++++ Data for the task

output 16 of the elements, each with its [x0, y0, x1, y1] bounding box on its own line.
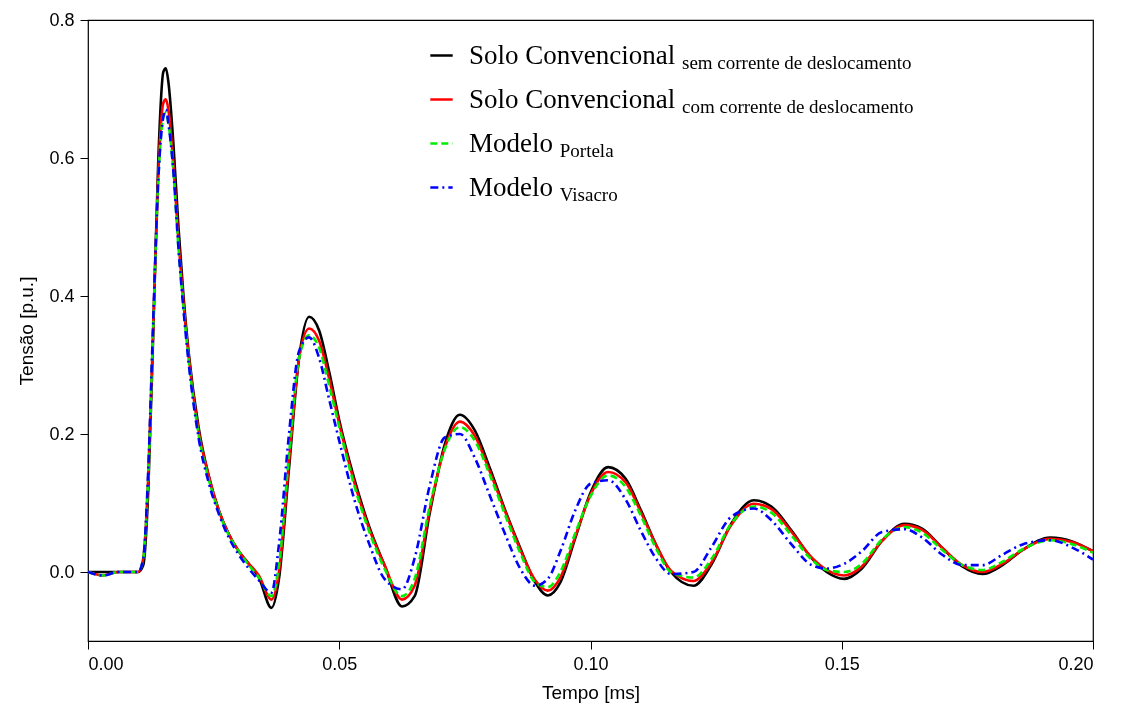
legend-label: Modelo $_{Portela}$	[469, 127, 615, 161]
y-tick-label: 0.2	[49, 423, 75, 444]
y-tick-label: 0.4	[49, 285, 75, 306]
legend-label: Solo Convencional $_{sem corrente de deslocamento}$	[469, 39, 912, 73]
x-tick-label: 0.10	[573, 653, 609, 674]
x-tick-label: 0.15	[824, 653, 860, 674]
y-axis-title: Tensão [p.u.]	[16, 276, 38, 386]
legend-label: Solo Convencional $_{com corrente de deslocamento}$	[469, 83, 914, 117]
legend-label: Modelo $_{Visacro}$	[469, 171, 618, 205]
x-axis-title: Tempo [ms]	[541, 681, 641, 703]
y-tick-label: 0.0	[49, 561, 75, 582]
x-tick-label: 0.05	[322, 653, 358, 674]
x-tick-label: 0.20	[1058, 653, 1094, 674]
x-tick-label: 0.00	[88, 653, 124, 674]
y-tick-label: 0.6	[49, 147, 75, 168]
y-tick-label: 0.8	[49, 9, 75, 30]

++++++++

- [Written problem]:
Revise the lines above so that every "Solo Convencional" becomes "Solo Padrão", with nothing else altered. Leave the pictures out of your answer.

- [Solution]:
output 16 of the elements, each with its [x0, y0, x1, y1] bounding box on its own line.
legend-label: Modelo $_{Portela}$	[469, 127, 615, 161]
y-tick-label: 0.2	[49, 423, 75, 444]
y-tick-label: 0.4	[49, 285, 75, 306]
legend-label: Solo Padrão $_{sem corrente de deslocamento}$	[469, 39, 912, 73]
x-tick-label: 0.10	[573, 653, 609, 674]
x-tick-label: 0.15	[824, 653, 860, 674]
y-axis-title: Tensão [p.u.]	[16, 276, 38, 386]
legend-label: Solo Padrão $_{com corrente de deslocamento}$	[469, 83, 914, 117]
legend-label: Modelo $_{Visacro}$	[469, 171, 618, 205]
x-axis-title: Tempo [ms]	[541, 681, 641, 703]
y-tick-label: 0.0	[49, 561, 75, 582]
x-tick-label: 0.05	[322, 653, 358, 674]
x-tick-label: 0.20	[1058, 653, 1094, 674]
x-tick-label: 0.00	[88, 653, 124, 674]
y-tick-label: 0.6	[49, 147, 75, 168]
y-tick-label: 0.8	[49, 9, 75, 30]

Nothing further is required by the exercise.